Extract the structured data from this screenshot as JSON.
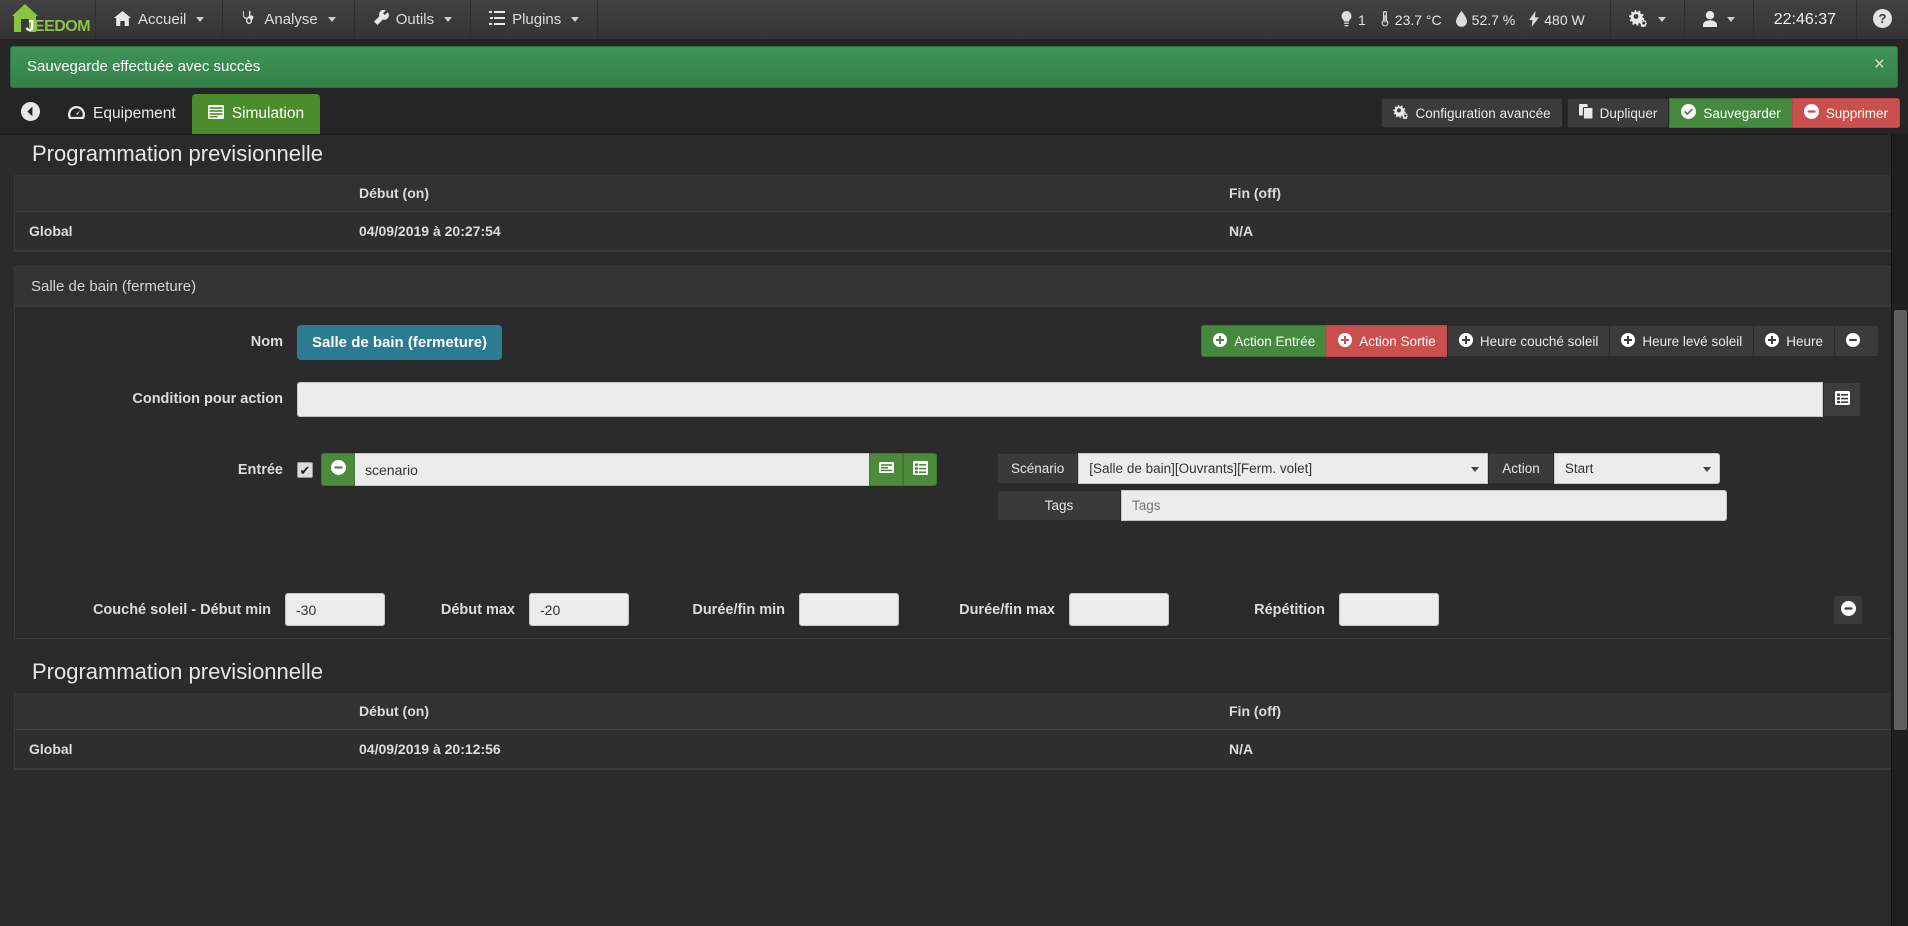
{
  "navbar": {
    "brand": {
      "white": "J",
      "green_1": "EE",
      "green_2": "DOM",
      "full": "JEEDOM"
    },
    "menus": [
      {
        "label": "Accueil",
        "icon": "home-icon"
      },
      {
        "label": "Analyse",
        "icon": "stethoscope-icon"
      },
      {
        "label": "Outils",
        "icon": "wrench-icon"
      },
      {
        "label": "Plugins",
        "icon": "list-icon"
      }
    ],
    "summary": [
      {
        "icon": "lightbulb-icon",
        "value": "1"
      },
      {
        "icon": "thermometer-icon",
        "value": "23.7 °C"
      },
      {
        "icon": "humidity-icon",
        "value": "52.7 %"
      },
      {
        "icon": "bolt-icon",
        "value": "480 W"
      }
    ],
    "gear_icon": "gears-icon",
    "user_icon": "user-icon",
    "clock": "22:46:37",
    "help_icon": "question-circle-icon"
  },
  "alert": {
    "message": "Sauvegarde effectuée avec succès",
    "close_label": "×",
    "color": "#3b8c51"
  },
  "tabbar": {
    "back_icon": "arrow-circle-left-icon",
    "tabs": [
      {
        "label": "Equipement",
        "icon": "dashboard-icon",
        "active": false
      },
      {
        "label": "Simulation",
        "icon": "table-icon",
        "active": true
      }
    ],
    "actions": [
      {
        "label": "Configuration avancée",
        "icon": "cogs-icon",
        "style": "default"
      },
      {
        "label": "Dupliquer",
        "icon": "copy-icon",
        "style": "default"
      },
      {
        "label": "Sauvegarder",
        "icon": "check-circle-icon",
        "style": "success"
      },
      {
        "label": "Supprimer",
        "icon": "minus-circle-icon",
        "style": "danger"
      }
    ]
  },
  "prog_top": {
    "title": "Programmation previsionnelle",
    "headers": [
      "",
      "Début (on)",
      "Fin (off)"
    ],
    "rows": [
      {
        "name": "Global",
        "start": "04/09/2019 à 20:27:54",
        "end": "N/A"
      }
    ]
  },
  "schedule_panel": {
    "header": "Salle de bain (fermeture)",
    "nom": {
      "label": "Nom",
      "value": "Salle de bain (fermeture)"
    },
    "action_buttons": [
      {
        "label": "Action Entrée",
        "icon": "plus-circle-icon",
        "style": "success"
      },
      {
        "label": "Action Sortie",
        "icon": "plus-circle-icon",
        "style": "danger"
      },
      {
        "label": "Heure couché soleil",
        "icon": "plus-circle-icon",
        "style": "default"
      },
      {
        "label": "Heure levé soleil",
        "icon": "plus-circle-icon",
        "style": "default"
      },
      {
        "label": "Heure",
        "icon": "plus-circle-icon",
        "style": "default"
      },
      {
        "label": "",
        "icon": "minus-circle-icon",
        "style": "default"
      }
    ],
    "condition": {
      "label": "Condition pour action",
      "value": "",
      "placeholder": "",
      "addon_icon": "list-alt-icon"
    },
    "entree": {
      "label": "Entrée",
      "checkbox_checked": true,
      "minus_icon": "minus-circle-icon",
      "value": "scenario",
      "addon_1_icon": "keyboard-icon",
      "addon_2_icon": "list-alt-icon"
    },
    "scenario": {
      "label": "Scénario",
      "value": "[Salle de bain][Ouvrants][Ferm. volet]",
      "action_label": "Action",
      "action_value": "Start",
      "tags_label": "Tags",
      "tags_value": "",
      "tags_placeholder": "Tags"
    },
    "timing": {
      "debut_min_label": "Couché soleil - Début min",
      "debut_min_value": "-30",
      "debut_max_label": "Début max",
      "debut_max_value": "-20",
      "duree_fin_min_label": "Durée/fin min",
      "duree_fin_min_value": "",
      "duree_fin_max_label": "Durée/fin max",
      "duree_fin_max_value": "",
      "repetition_label": "Répétition",
      "repetition_value": "",
      "remove_icon": "minus-circle-icon"
    }
  },
  "prog_bottom": {
    "title": "Programmation previsionnelle",
    "headers": [
      "",
      "Début (on)",
      "Fin (off)"
    ],
    "rows": [
      {
        "name": "Global",
        "start": "04/09/2019 à 20:12:56",
        "end": "N/A"
      }
    ]
  }
}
--------------------
→ WHAT NEEDS TO BE DONE:
Output the data exactly. Pictures don't belong in the result.

→ EXPECTED ANSWER:
Extract the structured data from this screenshot as JSON.
{
  "navbar": {
    "brand": {
      "white": "J",
      "green_1": "EE",
      "green_2": "DOM",
      "full": "JEEDOM"
    },
    "menus": [
      {
        "label": "Accueil",
        "icon": "home-icon"
      },
      {
        "label": "Analyse",
        "icon": "stethoscope-icon"
      },
      {
        "label": "Outils",
        "icon": "wrench-icon"
      },
      {
        "label": "Plugins",
        "icon": "list-icon"
      }
    ],
    "summary": [
      {
        "icon": "lightbulb-icon",
        "value": "1"
      },
      {
        "icon": "thermometer-icon",
        "value": "23.7 °C"
      },
      {
        "icon": "humidity-icon",
        "value": "52.7 %"
      },
      {
        "icon": "bolt-icon",
        "value": "480 W"
      }
    ],
    "gear_icon": "gears-icon",
    "user_icon": "user-icon",
    "clock": "22:46:37",
    "help_icon": "question-circle-icon"
  },
  "alert": {
    "message": "Sauvegarde effectuée avec succès",
    "close_label": "×",
    "color": "#3b8c51"
  },
  "tabbar": {
    "back_icon": "arrow-circle-left-icon",
    "tabs": [
      {
        "label": "Equipement",
        "icon": "dashboard-icon",
        "active": false
      },
      {
        "label": "Simulation",
        "icon": "table-icon",
        "active": true
      }
    ],
    "actions": [
      {
        "label": "Configuration avancée",
        "icon": "cogs-icon",
        "style": "default"
      },
      {
        "label": "Dupliquer",
        "icon": "copy-icon",
        "style": "default"
      },
      {
        "label": "Sauvegarder",
        "icon": "check-circle-icon",
        "style": "success"
      },
      {
        "label": "Supprimer",
        "icon": "minus-circle-icon",
        "style": "danger"
      }
    ]
  },
  "prog_top": {
    "title": "Programmation previsionnelle",
    "headers": [
      "",
      "Début (on)",
      "Fin (off)"
    ],
    "rows": [
      {
        "name": "Global",
        "start": "04/09/2019 à 20:27:54",
        "end": "N/A"
      }
    ]
  },
  "schedule_panel": {
    "header": "Salle de bain (fermeture)",
    "nom": {
      "label": "Nom",
      "value": "Salle de bain (fermeture)"
    },
    "action_buttons": [
      {
        "label": "Action Entrée",
        "icon": "plus-circle-icon",
        "style": "success"
      },
      {
        "label": "Action Sortie",
        "icon": "plus-circle-icon",
        "style": "danger"
      },
      {
        "label": "Heure couché soleil",
        "icon": "plus-circle-icon",
        "style": "default"
      },
      {
        "label": "Heure levé soleil",
        "icon": "plus-circle-icon",
        "style": "default"
      },
      {
        "label": "Heure",
        "icon": "plus-circle-icon",
        "style": "default"
      },
      {
        "label": "",
        "icon": "minus-circle-icon",
        "style": "default"
      }
    ],
    "condition": {
      "label": "Condition pour action",
      "value": "",
      "placeholder": "",
      "addon_icon": "list-alt-icon"
    },
    "entree": {
      "label": "Entrée",
      "checkbox_checked": true,
      "minus_icon": "minus-circle-icon",
      "value": "scenario",
      "addon_1_icon": "keyboard-icon",
      "addon_2_icon": "list-alt-icon"
    },
    "scenario": {
      "label": "Scénario",
      "value": "[Salle de bain][Ouvrants][Ferm. volet]",
      "action_label": "Action",
      "action_value": "Start",
      "tags_label": "Tags",
      "tags_value": "",
      "tags_placeholder": "Tags"
    },
    "timing": {
      "debut_min_label": "Couché soleil - Début min",
      "debut_min_value": "-30",
      "debut_max_label": "Début max",
      "debut_max_value": "-20",
      "duree_fin_min_label": "Durée/fin min",
      "duree_fin_min_value": "",
      "duree_fin_max_label": "Durée/fin max",
      "duree_fin_max_value": "",
      "repetition_label": "Répétition",
      "repetition_value": "",
      "remove_icon": "minus-circle-icon"
    }
  },
  "prog_bottom": {
    "title": "Programmation previsionnelle",
    "headers": [
      "",
      "Début (on)",
      "Fin (off)"
    ],
    "rows": [
      {
        "name": "Global",
        "start": "04/09/2019 à 20:12:56",
        "end": "N/A"
      }
    ]
  }
}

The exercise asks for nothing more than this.